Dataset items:

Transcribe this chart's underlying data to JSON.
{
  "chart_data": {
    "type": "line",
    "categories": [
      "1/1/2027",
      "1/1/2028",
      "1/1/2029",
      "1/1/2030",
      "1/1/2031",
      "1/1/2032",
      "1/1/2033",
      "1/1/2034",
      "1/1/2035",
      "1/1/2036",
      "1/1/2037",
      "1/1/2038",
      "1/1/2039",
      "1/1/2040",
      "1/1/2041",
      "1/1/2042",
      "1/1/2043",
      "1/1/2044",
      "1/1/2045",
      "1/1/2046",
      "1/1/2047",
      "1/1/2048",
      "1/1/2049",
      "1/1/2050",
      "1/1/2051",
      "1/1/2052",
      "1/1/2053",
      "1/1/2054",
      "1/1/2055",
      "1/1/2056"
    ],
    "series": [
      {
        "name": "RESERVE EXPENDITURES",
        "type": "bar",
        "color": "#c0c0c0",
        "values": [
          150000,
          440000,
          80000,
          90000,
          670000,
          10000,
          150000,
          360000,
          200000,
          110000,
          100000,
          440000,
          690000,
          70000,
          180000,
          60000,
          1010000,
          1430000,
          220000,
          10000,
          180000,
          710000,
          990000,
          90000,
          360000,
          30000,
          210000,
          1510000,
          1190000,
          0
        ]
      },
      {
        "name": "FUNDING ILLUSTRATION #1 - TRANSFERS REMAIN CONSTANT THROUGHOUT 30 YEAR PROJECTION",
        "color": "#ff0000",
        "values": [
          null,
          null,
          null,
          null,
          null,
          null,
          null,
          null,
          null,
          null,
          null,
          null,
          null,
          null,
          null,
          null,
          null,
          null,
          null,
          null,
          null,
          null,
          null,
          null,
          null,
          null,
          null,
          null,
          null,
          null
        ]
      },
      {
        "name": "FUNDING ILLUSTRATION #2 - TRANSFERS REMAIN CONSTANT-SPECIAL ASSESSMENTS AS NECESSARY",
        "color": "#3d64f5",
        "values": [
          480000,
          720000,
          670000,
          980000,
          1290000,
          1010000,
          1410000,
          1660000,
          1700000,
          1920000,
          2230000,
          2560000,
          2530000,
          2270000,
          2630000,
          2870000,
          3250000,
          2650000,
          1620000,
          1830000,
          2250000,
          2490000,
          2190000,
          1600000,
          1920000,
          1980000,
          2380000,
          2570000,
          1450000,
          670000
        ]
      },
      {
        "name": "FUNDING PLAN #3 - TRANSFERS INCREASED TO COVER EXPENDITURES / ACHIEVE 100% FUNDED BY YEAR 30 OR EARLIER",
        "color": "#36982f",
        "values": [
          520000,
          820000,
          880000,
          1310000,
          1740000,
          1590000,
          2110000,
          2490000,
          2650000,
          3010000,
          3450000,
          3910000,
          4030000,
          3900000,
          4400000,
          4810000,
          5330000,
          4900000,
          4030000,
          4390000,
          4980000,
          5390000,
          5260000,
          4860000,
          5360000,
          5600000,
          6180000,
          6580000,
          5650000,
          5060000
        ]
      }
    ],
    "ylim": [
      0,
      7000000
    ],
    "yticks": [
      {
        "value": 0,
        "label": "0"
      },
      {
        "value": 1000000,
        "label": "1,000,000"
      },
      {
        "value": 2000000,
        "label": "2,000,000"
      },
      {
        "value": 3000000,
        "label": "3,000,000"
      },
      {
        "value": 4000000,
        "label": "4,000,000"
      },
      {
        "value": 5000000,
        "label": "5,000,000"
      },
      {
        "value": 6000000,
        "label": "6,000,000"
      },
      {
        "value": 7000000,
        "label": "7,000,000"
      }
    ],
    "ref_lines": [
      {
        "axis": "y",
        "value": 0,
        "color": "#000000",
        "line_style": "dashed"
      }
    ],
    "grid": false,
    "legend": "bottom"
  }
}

▸ **Set exercise**
What is the number of lines above that contain the string "name"? Answer with the number alone.

▸ **Correct result**
4